**Written exercise**. Return each entry exactly, with none missing.

**Available data**.
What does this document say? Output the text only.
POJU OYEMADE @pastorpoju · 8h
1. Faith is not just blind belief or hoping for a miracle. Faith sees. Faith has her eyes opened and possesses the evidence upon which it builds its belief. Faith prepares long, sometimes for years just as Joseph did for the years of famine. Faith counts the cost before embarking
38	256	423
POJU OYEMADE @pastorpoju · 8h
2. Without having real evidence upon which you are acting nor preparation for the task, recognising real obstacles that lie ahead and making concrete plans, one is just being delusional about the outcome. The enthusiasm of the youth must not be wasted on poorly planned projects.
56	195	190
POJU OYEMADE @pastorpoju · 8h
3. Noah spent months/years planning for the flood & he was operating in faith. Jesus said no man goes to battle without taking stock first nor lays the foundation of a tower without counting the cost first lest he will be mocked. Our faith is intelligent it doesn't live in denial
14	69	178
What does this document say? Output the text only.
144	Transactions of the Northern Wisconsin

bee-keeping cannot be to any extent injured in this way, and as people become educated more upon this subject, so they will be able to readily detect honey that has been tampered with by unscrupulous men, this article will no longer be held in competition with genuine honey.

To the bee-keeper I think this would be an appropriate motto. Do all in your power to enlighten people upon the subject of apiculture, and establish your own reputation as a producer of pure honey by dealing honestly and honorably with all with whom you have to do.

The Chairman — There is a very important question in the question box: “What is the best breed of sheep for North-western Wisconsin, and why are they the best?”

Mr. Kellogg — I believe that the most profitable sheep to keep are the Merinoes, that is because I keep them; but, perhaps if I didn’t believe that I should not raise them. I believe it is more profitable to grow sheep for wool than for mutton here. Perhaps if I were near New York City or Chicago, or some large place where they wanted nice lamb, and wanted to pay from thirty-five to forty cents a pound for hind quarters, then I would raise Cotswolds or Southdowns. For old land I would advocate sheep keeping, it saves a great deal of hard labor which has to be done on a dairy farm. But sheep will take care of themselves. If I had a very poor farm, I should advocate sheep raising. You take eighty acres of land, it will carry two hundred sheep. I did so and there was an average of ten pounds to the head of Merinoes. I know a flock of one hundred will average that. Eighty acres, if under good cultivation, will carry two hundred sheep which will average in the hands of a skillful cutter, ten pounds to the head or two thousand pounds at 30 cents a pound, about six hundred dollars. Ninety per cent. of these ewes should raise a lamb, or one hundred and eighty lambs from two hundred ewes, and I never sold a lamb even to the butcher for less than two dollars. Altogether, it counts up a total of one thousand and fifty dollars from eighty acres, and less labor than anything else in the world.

**The reply**.
What does this document say? Output the text only.
POJU OYEMADE @pastorpoju · 8h
1. Faith is not just blind belief or hoping for a miracle. Faith sees. Faith has her eyes opened and possesses the evidence upon which it builds its belief. Faith prepares long, sometimes for years just as Joseph did for the years of famine. Faith counts the cost before embarking
38	256	423
POJU OYEMADE @pastorpoju · 8h
2. Without having real evidence upon which you are acting nor preparation for the task, recognising real obstacles that lie ahead and making concrete plans, one is just being delusional about the outcome. The enthusiasm of the youth must not be wasted on poorly planned projects.
56	195	190
POJU OYEMADE @pastorpoju · 8h
3. Noah spent months/years planning for the flood & he was operating in faith. Jesus said no man goes to battle without taking stock first nor lays the foundation of a tower without counting the cost first lest he will be mocked. Our faith is intelligent it doesn't live in denial
14	69	178
What does this document say? Output the text only.
144	Transactions of the Northern Wisconsin

bee-keeping cannot be to any extent injured in this way, and as people become educated more upon this subject, so they will be able to readily detect honey that has been tampered with by unscrupulous men, this article will no longer be held in competition with genuine honey.

To the bee-keeper I think this would be an appropriate motto. Do all in your power to enlighten people upon the subject of apiculture, and establish your own reputation as a producer of pure honey by dealing honestly and honorably with all with whom you have to do.

The Chairman — There is a very important question in the question box: “What is the best breed of sheep for North-western Wisconsin, and why are they the best?”

Mr. Kellogg — I believe that the most profitable sheep to keep are the Merinoes, that is because I keep them; but, perhaps if I didn’t believe that I should not raise them. I believe it is more profitable to grow sheep for wool than for mutton here. Perhaps if I were near New York City or Chicago, or some large place where they wanted nice lamb, and wanted to pay from thirty-five to forty cents a pound for hind quarters, then I would raise Cotswolds or Southdowns. For old land I would advocate sheep keeping, it saves a great deal of hard labor which has to be done on a dairy farm. But sheep will take care of themselves. If I had a very poor farm, I should advocate sheep raising. You take eighty acres of land, it will carry two hundred sheep. I did so and there was an average of ten pounds to the head of Merinoes. I know a flock of one hundred will average that. Eighty acres, if under good cultivation, will carry two hundred sheep which will average in the hands of a skillful cutter, ten pounds to the head or two thousand pounds at 30 cents a pound, about six hundred dollars. Ninety per cent. of these ewes should raise a lamb, or one hundred and eighty lambs from two hundred ewes, and I never sold a lamb even to the butcher for less than two dollars. Altogether, it counts up a total of one thousand and fifty dollars from eighty acres, and less labor than anything else in the world.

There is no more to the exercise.